▶ _Provided text_:

John Gill Jr. (June 9, 1850 – January 27, 1918) was a U.S. Representative from Maryland. He also served as a judge in Baltimore and on the Maryland House of Delegates and Maryland State Senate.

Early life
John Gill Jr. was born on June 9, 1850 in Baltimore, Maryland to Ann McKim (née Bowly) and George M. Gill. Gill attended Hampden-Sydney College of Virginia, and also graduated from the University of Maryland at Baltimore in 1870.  He studied law, was admitted to the bar in 1871, and commenced practice in Baltimore.

Career
Gill was a partner in the firm of Gill, Preston & Field with Baltimore Mayor James H. Preston.

▶ _Listing_:
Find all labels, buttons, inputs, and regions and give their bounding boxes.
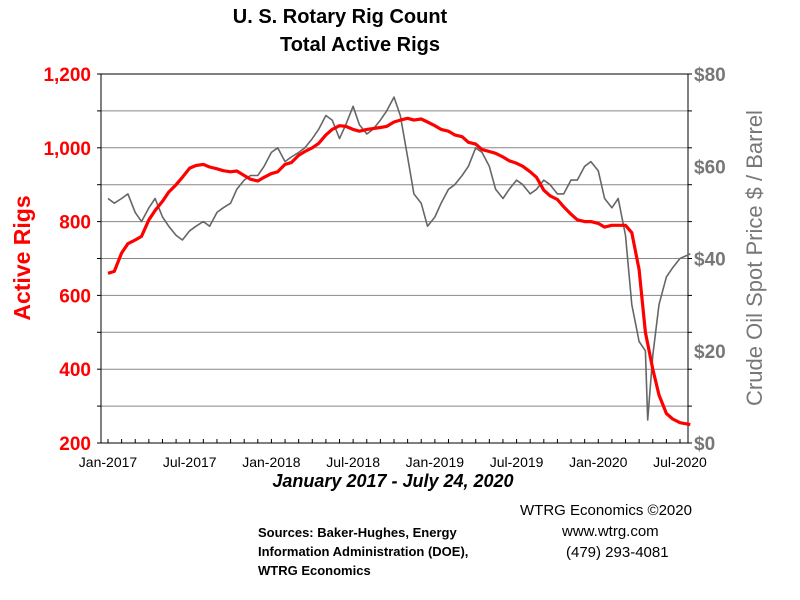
rig-count-series bbox=[107, 116, 691, 427]
x-tick-label: Jul-2020 bbox=[653, 454, 707, 470]
x-tick-marks bbox=[97, 73, 692, 444]
oil-price-line bbox=[107, 96, 691, 421]
x-tick-label: Jan-2018 bbox=[242, 454, 301, 470]
x-tick-label: Jan-2020 bbox=[569, 454, 628, 470]
chart-title-line2: Total Active Rigs bbox=[280, 34, 440, 56]
y-axis-label-left: Active Rigs bbox=[9, 195, 35, 320]
x-tick-label: Jul-2018 bbox=[326, 454, 380, 470]
chart-subtitle: January 2017 - July 24, 2020 bbox=[272, 471, 513, 491]
y-tick-label-left: 400 bbox=[59, 360, 91, 381]
y-tick-label-left: 1,000 bbox=[43, 139, 91, 160]
x-tick-label: Jan-2019 bbox=[406, 454, 465, 470]
left-axis-ticks: 200 400 600 800 1,000 1,200 bbox=[43, 65, 91, 455]
x-tick-label: Jan-2017 bbox=[79, 454, 138, 470]
y-tick-label-left: 800 bbox=[59, 213, 91, 234]
chart-title: U. S. Rotary Rig Count bbox=[233, 6, 448, 28]
oil-price-series bbox=[107, 96, 691, 421]
y-tick-label-right: $40 bbox=[694, 250, 726, 271]
y-tick-label-left: 200 bbox=[59, 434, 91, 455]
x-tick-label: Jul-2019 bbox=[490, 454, 544, 470]
sources-line-2: Information Administration (DOE), bbox=[258, 544, 468, 559]
y-tick-label-left: 1,200 bbox=[43, 65, 91, 86]
credit-website: www.wtrg.com bbox=[561, 523, 659, 540]
credit-phone: (479) 293-4081 bbox=[566, 544, 669, 561]
credit-line-1: WTRG Economics ©2020 bbox=[520, 502, 692, 519]
y-tick-label-left: 600 bbox=[59, 286, 91, 307]
y-tick-label-right: $20 bbox=[694, 342, 726, 363]
right-axis-ticks: $0 $20 $40 $60 $80 bbox=[694, 65, 726, 455]
x-tick-label: Jul-2017 bbox=[163, 454, 217, 470]
rig-count-line bbox=[107, 116, 691, 427]
y-tick-label-right: $80 bbox=[694, 65, 726, 86]
sources-line-3: WTRG Economics bbox=[258, 563, 371, 578]
y-axis-label-right: Crude Oil Spot Price $ / Barrel bbox=[742, 110, 767, 406]
y-tick-label-right: $60 bbox=[694, 157, 726, 178]
sources-line-1: Sources: Baker-Hughes, Energy bbox=[258, 525, 457, 540]
grid-lines bbox=[101, 110, 688, 407]
y-tick-label-right: $0 bbox=[694, 434, 715, 455]
x-axis-ticks: Jan-2017 Jul-2017 Jan-2018 Jul-2018 Jan-2019… bbox=[79, 454, 707, 470]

▶ _Set task A_:
Based on the John Gill Jr. biography, decide whether each statement is true: (i) Gill was admitted to the bar in 1871; (ii) Gill's father was James H. Preston; (iii) Gill served in the Maryland State Senate. For each, answer yes or no and quote the deciding words of the text.
▶ _Set task B_:
Reproduce the part of the John Gill Jr. biography between "John Gill Jr. (June" and "Maryland State Senate.", inclusive.
▶ _Set task C_:
Write what comes next in the John Gill Jr. biography, picking up after its final sentence.

▶ _Task answer A_:
(i) Yes: "was admitted to the bar in 1871"
(ii) No: "to Ann McKim (née Bowly) and George M. Gill"
(iii) Yes: "on the Maryland House of Delegates and Maryland State Senate"

▶ _Task answer B_:
John Gill Jr. (June 9, 1850 – January 27, 1918) was a U.S. Representative from Maryland. He also served as a judge in Baltimore and on the Maryland House of Delegates and Maryland State Senate.

▶ _Task answer C_:
Gill served as member of the Maryland House of Delegates from 1874 to 1877, and as examiner of titles in the Baltimore city legal department from 1879 to 1884.  He won election to the Maryland State Senate multiple times, and served from 1882 to 1886, and again in 1904 and 1905.  He also served as delegate to the Democratic National Conventions in 1884, 1888, and 1892, and was a member of the Baltimore Police Department Board of Commissioners from 1888 to 1897.

Gill was elected as a Democrat to the Fifty-ninth, Sixtieth, and Sixty-first Congresses (March 4, 1905 – March 3, 1911), but was not a candidate for reelection in 1910.  He served as judge of the appeal tax court of the city of Baltimore from 1912 to 1918, where he died.

Personal life
Gill married Nannie Kremelberg, daughter of J.D. Kremelberg. Her father was a member of the Austrian Consulate in Baltimore.

Death
Gill died in Baltimore on January 27, 1918. He was cremated.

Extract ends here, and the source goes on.